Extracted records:

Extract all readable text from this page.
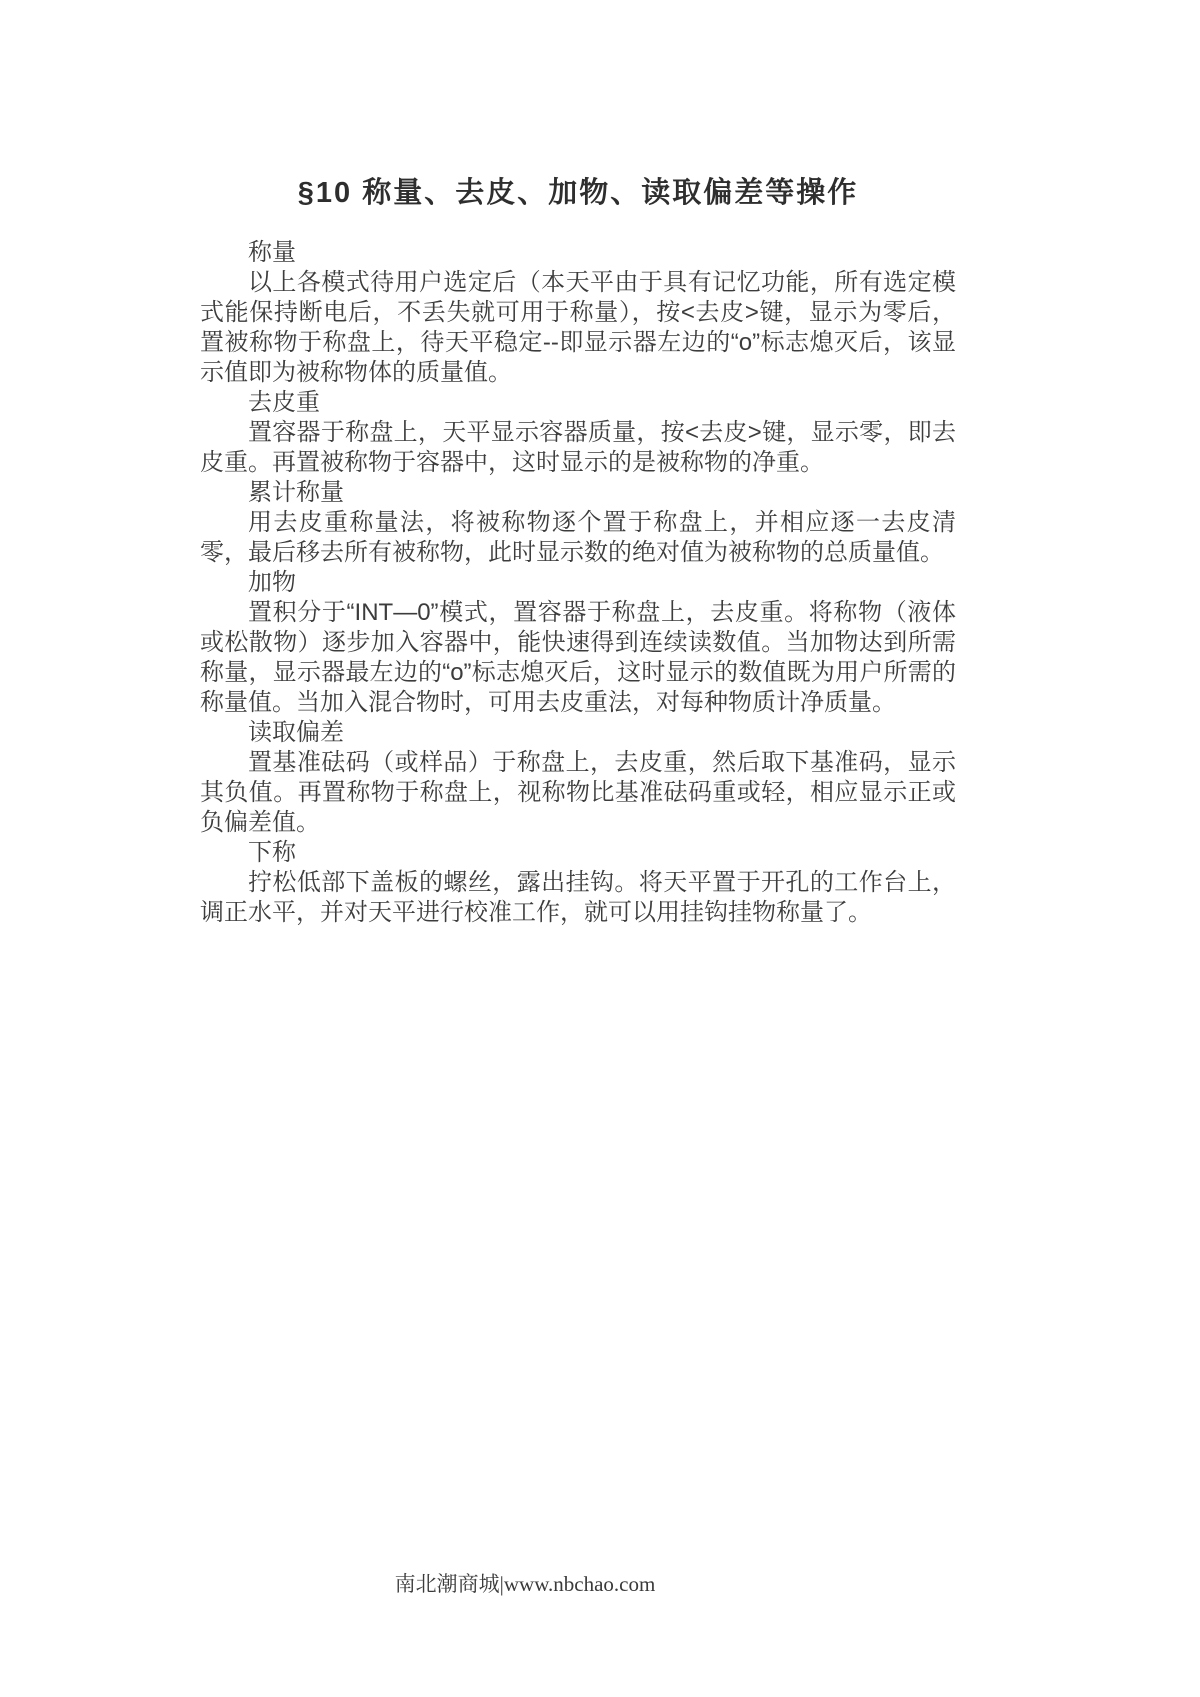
§10 称量、去皮、加物、读取偏差等操作
称量

以上各模式待用户选定后（本天平由于具有记忆功能，所有选定模式能保持断电后，不丢失就可用于称量），按<去皮>键，显示为零后，置被称物于称盘上，待天平稳定--即显示器左边的“o”标志熄灭后，该显示值即为被称物体的质量值。

去皮重

置容器于称盘上，天平显示容器质量，按<去皮>键，显示零，即去皮重。再置被称物于容器中，这时显示的是被称物的净重。

累计称量

用去皮重称量法，将被称物逐个置于称盘上，并相应逐一去皮清零，最后移去所有被称物，此时显示数的绝对值为被称物的总质量值。

加物

置积分于“INT—0”模式，置容器于称盘上，去皮重。将称物（液体或松散物）逐步加入容器中，能快速得到连续读数值。当加物达到所需称量，显示器最左边的“o”标志熄灭后，这时显示的数值既为用户所需的称量值。当加入混合物时，可用去皮重法，对每种物质计净质量。

读取偏差

置基准砝码（或样品）于称盘上，去皮重，然后取下基准码，显示其负值。再置称物于称盘上，视称物比基准砝码重或轻，相应显示正或负偏差值。

下称

拧松低部下盖板的螺丝，露出挂钩。将天平置于开孔的工作台上，调正水平，并对天平进行校准工作，就可以用挂钩挂物称量了。

南北潮商城|www.nbchao.com
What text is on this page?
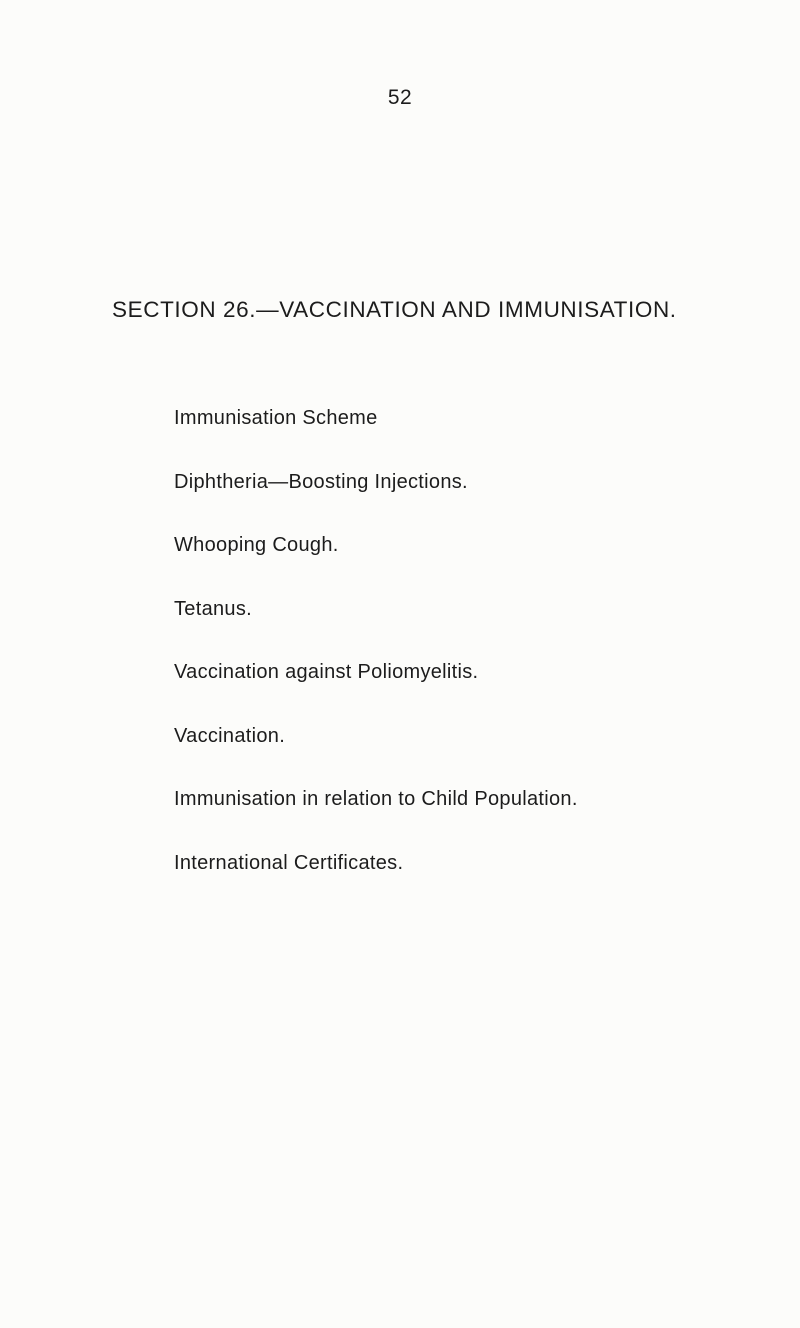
52
SECTION 26.—VACCINATION AND IMMUNISATION.
Immunisation Scheme
Diphtheria—Boosting Injections.
Whooping Cough.
Tetanus.
Vaccination against Poliomyelitis.
Vaccination.
Immunisation in relation to Child Population.
International Certificates.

Directions for this task
From the data above, write out everything exactly except the pictures.

Worked solution
Extract all readable text from this page.
§10 称量、去皮、加物、读取偏差等操作
称量

以上各模式待用户选定后（本天平由于具有记忆功能，所有选定模式能保持断电后，不丢失就可用于称量），按<去皮>键，显示为零后，置被称物于称盘上，待天平稳定--即显示器左边的“o”标志熄灭后，该显示值即为被称物体的质量值。

去皮重

置容器于称盘上，天平显示容器质量，按<去皮>键，显示零，即去皮重。再置被称物于容器中，这时显示的是被称物的净重。

累计称量

用去皮重称量法，将被称物逐个置于称盘上，并相应逐一去皮清零，最后移去所有被称物，此时显示数的绝对值为被称物的总质量值。

加物

置积分于“INT—0”模式，置容器于称盘上，去皮重。将称物（液体或松散物）逐步加入容器中，能快速得到连续读数值。当加物达到所需称量，显示器最左边的“o”标志熄灭后，这时显示的数值既为用户所需的称量值。当加入混合物时，可用去皮重法，对每种物质计净质量。

读取偏差

置基准砝码（或样品）于称盘上，去皮重，然后取下基准码，显示其负值。再置称物于称盘上，视称物比基准砝码重或轻，相应显示正或负偏差值。

下称

拧松低部下盖板的螺丝，露出挂钩。将天平置于开孔的工作台上，调正水平，并对天平进行校准工作，就可以用挂钩挂物称量了。

南北潮商城|www.nbchao.com
What text is on this page?
52
SECTION 26.—VACCINATION AND IMMUNISATION.
Immunisation Scheme
Diphtheria—Boosting Injections.
Whooping Cough.
Tetanus.
Vaccination against Poliomyelitis.
Vaccination.
Immunisation in relation to Child Population.
International Certificates.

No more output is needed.